◆ **EXERCISE DESCRIPTION**:
Tally the lines holding the word "classe" and state the count by itself.
start PROVIDED RECORDS
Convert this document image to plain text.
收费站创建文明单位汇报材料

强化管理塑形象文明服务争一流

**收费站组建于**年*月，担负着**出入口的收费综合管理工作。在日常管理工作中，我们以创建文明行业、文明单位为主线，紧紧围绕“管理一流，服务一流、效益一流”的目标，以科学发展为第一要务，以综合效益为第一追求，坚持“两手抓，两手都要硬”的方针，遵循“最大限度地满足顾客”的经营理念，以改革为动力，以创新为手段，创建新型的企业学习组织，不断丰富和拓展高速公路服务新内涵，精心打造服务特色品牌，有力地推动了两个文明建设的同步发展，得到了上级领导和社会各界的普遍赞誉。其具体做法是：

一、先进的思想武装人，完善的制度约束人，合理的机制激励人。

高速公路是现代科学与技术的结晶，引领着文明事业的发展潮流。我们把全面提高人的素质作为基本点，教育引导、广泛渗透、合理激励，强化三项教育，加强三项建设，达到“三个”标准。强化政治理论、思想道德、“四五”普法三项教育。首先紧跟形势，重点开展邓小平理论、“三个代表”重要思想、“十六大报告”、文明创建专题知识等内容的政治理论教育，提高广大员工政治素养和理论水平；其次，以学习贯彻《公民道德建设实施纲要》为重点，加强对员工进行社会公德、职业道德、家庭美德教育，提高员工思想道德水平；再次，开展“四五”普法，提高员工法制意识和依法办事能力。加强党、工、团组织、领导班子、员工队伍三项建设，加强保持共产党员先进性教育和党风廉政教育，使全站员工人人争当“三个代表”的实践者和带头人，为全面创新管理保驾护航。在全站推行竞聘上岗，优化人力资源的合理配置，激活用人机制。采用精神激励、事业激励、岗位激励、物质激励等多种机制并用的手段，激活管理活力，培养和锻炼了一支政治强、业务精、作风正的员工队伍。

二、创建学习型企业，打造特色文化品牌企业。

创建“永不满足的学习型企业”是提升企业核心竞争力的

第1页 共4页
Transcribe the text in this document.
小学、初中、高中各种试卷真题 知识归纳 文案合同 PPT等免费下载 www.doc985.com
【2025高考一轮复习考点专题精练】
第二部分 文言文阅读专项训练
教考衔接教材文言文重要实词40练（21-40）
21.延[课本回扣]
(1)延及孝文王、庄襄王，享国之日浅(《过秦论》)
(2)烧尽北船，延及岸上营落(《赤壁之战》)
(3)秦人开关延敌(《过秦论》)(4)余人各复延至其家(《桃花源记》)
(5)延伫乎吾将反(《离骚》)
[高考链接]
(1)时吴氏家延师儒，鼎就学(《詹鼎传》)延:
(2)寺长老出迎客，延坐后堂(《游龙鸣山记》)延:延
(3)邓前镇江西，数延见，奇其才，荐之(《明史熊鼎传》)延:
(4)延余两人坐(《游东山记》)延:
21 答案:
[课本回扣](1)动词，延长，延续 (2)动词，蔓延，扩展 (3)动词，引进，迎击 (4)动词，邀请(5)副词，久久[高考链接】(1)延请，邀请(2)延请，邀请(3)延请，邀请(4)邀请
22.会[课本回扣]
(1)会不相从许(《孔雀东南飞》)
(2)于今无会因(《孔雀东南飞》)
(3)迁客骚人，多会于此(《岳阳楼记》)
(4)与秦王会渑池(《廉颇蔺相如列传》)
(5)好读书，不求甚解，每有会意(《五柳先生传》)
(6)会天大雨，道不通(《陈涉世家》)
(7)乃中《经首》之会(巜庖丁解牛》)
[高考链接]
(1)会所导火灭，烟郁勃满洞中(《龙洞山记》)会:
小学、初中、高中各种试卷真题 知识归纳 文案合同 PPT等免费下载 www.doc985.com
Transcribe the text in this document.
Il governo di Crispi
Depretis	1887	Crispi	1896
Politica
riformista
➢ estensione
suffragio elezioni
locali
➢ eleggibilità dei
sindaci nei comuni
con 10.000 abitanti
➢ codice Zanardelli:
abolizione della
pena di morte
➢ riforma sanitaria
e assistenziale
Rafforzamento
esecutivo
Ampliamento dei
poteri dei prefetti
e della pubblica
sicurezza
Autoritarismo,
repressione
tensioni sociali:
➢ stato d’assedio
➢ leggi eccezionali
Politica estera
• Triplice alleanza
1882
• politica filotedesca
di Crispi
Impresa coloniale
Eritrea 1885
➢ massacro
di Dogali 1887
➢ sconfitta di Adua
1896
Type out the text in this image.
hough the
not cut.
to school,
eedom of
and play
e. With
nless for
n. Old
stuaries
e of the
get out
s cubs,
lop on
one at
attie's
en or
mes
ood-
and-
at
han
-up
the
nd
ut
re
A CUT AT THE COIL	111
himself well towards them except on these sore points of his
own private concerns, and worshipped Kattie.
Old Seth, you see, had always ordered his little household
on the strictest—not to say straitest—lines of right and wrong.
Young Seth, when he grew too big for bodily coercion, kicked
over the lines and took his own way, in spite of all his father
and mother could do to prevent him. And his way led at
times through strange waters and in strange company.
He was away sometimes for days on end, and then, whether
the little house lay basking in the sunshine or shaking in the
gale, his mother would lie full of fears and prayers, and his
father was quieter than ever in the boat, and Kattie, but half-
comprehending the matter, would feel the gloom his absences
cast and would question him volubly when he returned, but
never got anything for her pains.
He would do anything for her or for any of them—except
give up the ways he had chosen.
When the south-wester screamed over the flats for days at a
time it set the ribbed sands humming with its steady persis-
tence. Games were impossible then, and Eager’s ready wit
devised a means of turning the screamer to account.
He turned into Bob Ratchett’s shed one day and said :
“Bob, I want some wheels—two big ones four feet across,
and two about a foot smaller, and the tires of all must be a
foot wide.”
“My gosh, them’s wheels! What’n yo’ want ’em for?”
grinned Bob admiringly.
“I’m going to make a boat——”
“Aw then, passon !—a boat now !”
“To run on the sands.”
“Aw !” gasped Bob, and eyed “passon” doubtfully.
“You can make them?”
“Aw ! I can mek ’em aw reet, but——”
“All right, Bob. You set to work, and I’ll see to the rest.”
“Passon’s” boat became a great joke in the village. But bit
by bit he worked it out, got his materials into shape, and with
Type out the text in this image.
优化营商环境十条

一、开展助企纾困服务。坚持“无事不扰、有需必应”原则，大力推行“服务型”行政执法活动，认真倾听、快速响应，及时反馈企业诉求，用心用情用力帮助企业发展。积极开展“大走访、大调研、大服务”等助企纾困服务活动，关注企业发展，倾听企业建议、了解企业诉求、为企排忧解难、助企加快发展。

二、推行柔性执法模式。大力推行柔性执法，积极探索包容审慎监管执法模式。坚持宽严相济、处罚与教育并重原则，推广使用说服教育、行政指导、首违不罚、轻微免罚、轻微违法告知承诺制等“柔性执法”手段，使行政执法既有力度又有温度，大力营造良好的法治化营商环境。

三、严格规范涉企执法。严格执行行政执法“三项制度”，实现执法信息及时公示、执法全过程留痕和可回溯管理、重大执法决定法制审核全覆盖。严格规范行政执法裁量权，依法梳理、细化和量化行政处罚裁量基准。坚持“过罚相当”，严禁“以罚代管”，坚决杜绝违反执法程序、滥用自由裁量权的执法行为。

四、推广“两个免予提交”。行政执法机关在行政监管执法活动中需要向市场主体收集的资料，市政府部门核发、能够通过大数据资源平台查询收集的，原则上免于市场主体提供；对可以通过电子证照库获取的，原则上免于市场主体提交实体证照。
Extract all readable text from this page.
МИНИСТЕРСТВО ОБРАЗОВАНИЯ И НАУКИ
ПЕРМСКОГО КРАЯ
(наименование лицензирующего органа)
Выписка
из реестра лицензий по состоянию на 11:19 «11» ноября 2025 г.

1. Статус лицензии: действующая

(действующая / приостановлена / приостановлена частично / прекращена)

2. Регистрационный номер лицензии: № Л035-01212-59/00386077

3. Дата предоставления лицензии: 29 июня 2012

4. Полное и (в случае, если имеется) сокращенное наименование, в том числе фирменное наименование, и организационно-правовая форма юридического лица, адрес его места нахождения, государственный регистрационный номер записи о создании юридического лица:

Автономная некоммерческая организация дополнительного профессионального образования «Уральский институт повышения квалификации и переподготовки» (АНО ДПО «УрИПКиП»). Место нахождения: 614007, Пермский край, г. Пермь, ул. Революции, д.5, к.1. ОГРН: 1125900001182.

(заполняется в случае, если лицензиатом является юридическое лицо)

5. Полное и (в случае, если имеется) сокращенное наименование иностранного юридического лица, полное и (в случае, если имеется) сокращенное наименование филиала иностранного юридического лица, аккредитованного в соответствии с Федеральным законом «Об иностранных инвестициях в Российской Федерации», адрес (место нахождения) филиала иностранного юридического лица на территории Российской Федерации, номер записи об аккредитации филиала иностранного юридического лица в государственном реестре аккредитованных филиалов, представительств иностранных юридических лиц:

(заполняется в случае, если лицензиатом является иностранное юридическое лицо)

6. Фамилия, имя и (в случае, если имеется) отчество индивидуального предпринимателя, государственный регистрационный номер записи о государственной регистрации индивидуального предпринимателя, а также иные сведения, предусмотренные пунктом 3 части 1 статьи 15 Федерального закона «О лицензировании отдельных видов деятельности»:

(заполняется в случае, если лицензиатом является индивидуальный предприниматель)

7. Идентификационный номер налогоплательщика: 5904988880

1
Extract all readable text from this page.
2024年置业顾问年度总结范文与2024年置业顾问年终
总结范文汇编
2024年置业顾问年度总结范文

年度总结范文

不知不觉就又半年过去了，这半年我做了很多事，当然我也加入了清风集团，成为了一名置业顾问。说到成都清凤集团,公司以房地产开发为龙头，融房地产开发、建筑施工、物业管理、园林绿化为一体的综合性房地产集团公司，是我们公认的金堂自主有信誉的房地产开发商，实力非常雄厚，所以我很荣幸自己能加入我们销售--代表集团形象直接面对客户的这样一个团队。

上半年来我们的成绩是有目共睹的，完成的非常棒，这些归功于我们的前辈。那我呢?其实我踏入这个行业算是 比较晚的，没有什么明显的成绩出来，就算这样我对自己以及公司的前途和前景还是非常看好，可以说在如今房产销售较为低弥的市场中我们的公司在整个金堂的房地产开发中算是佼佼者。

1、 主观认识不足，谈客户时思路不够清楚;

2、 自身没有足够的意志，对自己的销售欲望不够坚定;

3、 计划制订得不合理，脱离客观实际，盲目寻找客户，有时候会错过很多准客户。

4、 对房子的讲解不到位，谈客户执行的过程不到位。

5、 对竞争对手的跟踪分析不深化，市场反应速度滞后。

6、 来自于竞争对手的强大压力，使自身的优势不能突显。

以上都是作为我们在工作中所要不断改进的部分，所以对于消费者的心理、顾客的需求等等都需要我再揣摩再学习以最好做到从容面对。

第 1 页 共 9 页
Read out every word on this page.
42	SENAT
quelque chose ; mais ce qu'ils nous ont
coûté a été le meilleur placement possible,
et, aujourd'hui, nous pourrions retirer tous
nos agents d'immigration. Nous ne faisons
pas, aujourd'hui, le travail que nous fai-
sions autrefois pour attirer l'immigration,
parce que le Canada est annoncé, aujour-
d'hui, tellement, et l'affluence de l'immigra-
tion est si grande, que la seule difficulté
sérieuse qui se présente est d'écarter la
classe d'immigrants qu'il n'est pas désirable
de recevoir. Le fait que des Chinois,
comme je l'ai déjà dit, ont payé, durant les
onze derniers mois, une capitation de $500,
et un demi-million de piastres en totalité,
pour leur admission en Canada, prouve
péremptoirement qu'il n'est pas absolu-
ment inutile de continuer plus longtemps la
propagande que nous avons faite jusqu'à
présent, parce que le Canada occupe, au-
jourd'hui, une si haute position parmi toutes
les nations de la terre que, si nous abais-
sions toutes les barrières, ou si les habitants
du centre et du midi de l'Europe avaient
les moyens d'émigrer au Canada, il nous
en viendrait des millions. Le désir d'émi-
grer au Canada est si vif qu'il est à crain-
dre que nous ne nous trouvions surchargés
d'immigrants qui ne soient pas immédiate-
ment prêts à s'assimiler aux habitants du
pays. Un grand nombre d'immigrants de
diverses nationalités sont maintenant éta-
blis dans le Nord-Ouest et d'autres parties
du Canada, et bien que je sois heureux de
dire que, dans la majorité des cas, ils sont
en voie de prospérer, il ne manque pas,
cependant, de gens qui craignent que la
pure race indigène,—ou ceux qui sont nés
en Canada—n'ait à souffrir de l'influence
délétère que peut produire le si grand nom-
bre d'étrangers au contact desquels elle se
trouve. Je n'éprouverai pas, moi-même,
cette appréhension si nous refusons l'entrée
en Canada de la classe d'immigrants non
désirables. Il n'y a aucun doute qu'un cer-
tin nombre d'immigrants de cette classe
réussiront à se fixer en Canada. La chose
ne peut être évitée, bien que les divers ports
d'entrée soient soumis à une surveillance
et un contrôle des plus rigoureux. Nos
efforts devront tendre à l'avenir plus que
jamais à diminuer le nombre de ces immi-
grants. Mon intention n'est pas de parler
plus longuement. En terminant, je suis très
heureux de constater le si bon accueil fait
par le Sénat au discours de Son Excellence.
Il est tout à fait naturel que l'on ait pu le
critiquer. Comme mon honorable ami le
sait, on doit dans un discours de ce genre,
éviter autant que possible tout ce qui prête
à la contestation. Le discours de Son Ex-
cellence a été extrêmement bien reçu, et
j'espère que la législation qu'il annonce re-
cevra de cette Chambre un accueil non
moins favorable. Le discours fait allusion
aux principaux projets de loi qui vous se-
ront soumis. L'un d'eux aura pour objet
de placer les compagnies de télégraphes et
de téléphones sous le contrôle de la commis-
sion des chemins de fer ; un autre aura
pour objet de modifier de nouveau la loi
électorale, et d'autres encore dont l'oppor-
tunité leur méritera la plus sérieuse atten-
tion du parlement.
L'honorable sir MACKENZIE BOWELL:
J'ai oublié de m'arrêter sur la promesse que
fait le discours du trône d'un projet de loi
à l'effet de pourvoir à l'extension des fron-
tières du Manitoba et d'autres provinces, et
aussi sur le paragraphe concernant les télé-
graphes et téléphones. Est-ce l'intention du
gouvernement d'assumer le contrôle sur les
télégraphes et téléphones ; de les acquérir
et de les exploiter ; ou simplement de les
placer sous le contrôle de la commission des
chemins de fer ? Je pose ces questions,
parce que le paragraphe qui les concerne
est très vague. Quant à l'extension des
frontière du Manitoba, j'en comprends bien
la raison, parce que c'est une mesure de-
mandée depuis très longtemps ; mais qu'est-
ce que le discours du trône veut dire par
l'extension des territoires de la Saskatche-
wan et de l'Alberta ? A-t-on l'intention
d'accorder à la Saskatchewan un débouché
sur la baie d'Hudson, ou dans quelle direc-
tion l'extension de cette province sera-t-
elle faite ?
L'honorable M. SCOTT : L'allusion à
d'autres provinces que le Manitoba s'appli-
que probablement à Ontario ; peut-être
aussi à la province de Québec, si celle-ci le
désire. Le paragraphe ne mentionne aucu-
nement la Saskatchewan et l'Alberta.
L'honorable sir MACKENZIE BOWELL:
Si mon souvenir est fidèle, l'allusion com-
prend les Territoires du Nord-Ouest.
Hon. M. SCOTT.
end PROVIDED RECORDS
◆ **WRITTEN RESPONSE**:
3